• _Written exercise_:
Copy all of the material word for word, except for the pictures.

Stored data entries
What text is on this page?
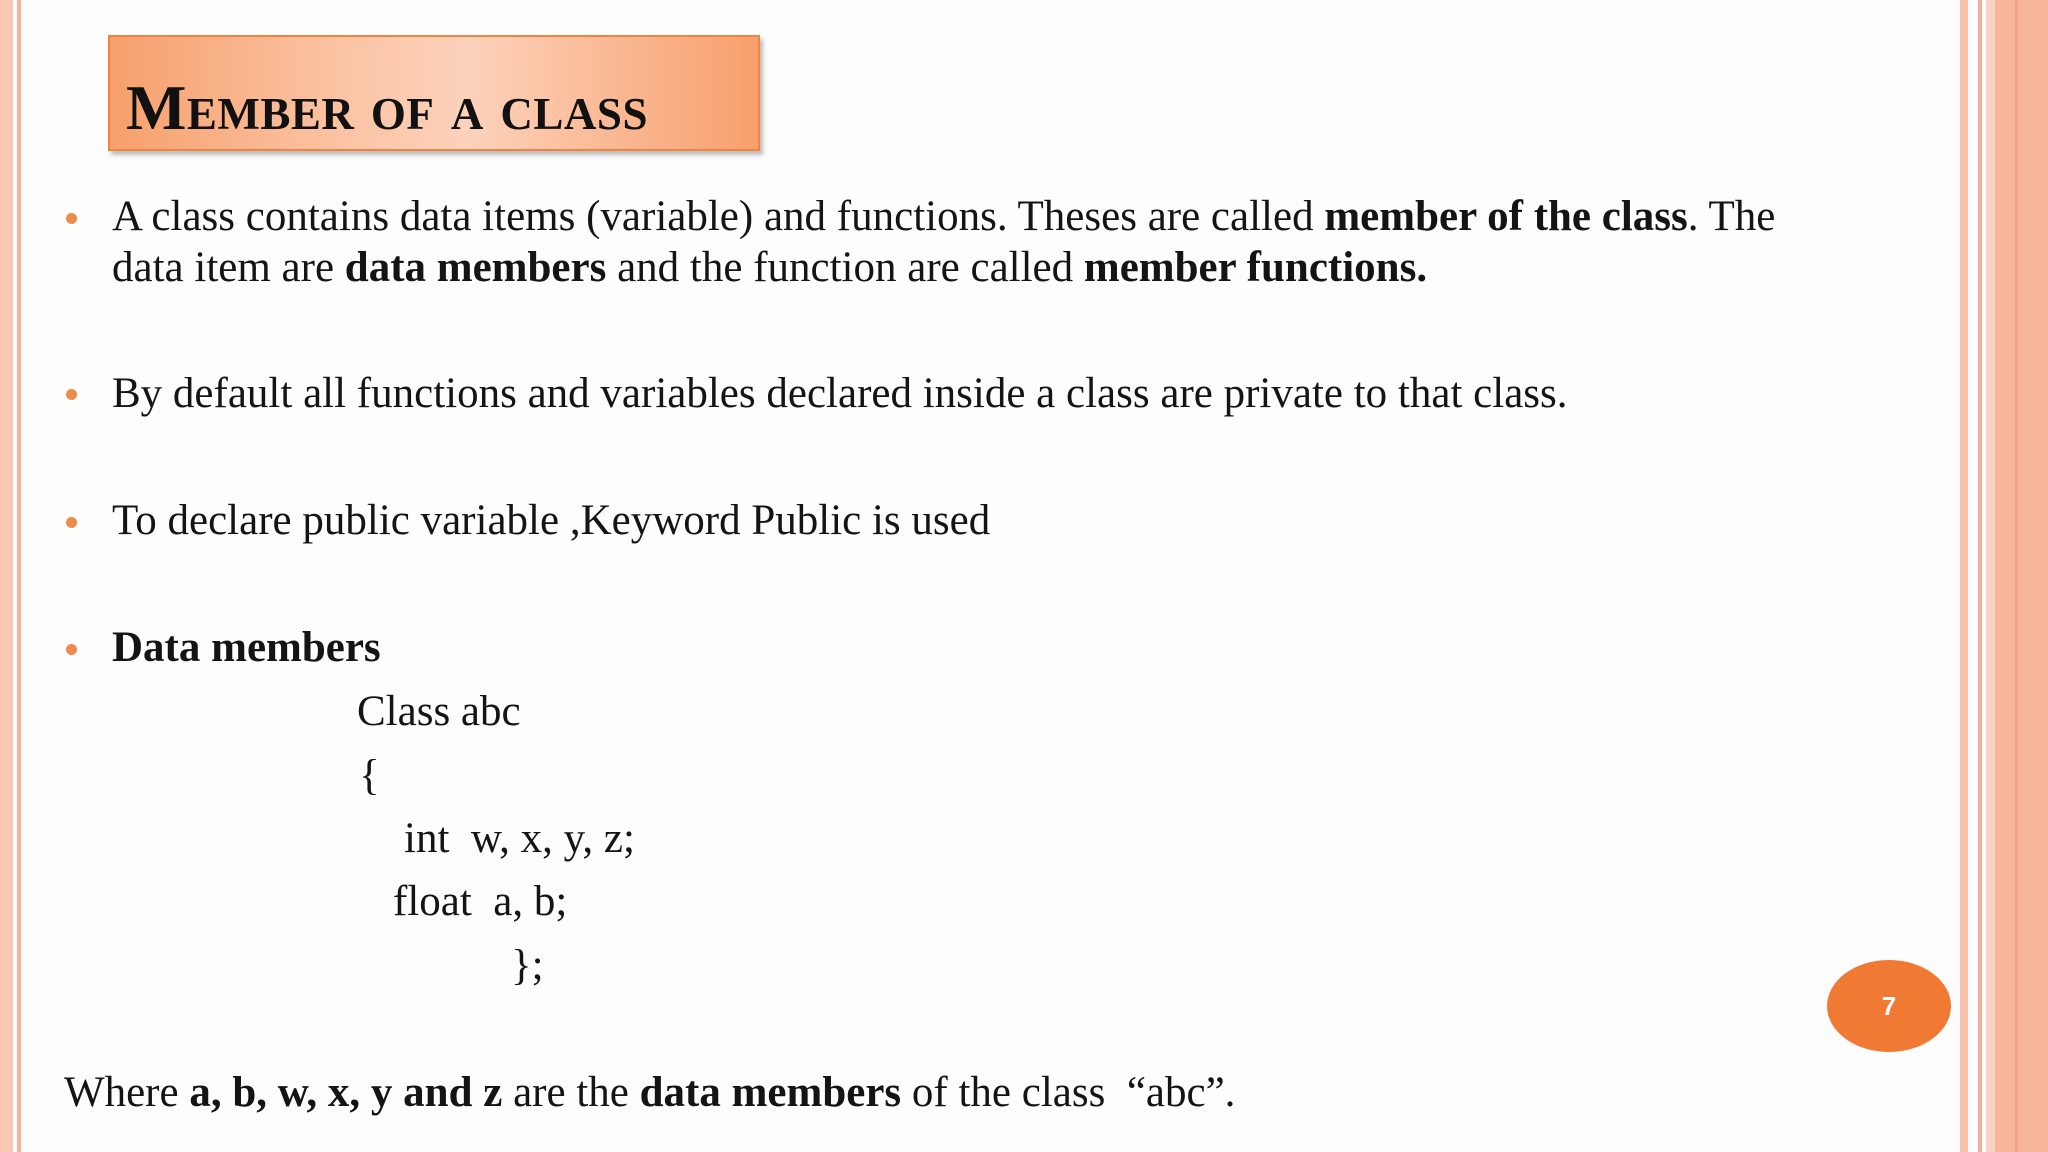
Member of a class
A class contains data items (variable) and functions. Theses are called member of the class. The
data item are data members and the function are called member functions.
By default all functions and variables declared inside a class are private to that class.
To declare public variable ,Keyword Public is used
Data members
Class abc
{
int  w, x, y, z;
float  a, b;
};
7
Where a, b, w, x, y and z are the data members of the class  “abc”.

• _Complete answer_:
What text is on this page?
Member of a class
A class contains data items (variable) and functions. Theses are called member of the class. The
data item are data members and the function are called member functions.
By default all functions and variables declared inside a class are private to that class.
To declare public variable ,Keyword Public is used
Data members
Class abc
{
int  w, x, y, z;
float  a, b;
};
7
Where a, b, w, x, y and z are the data members of the class  “abc”.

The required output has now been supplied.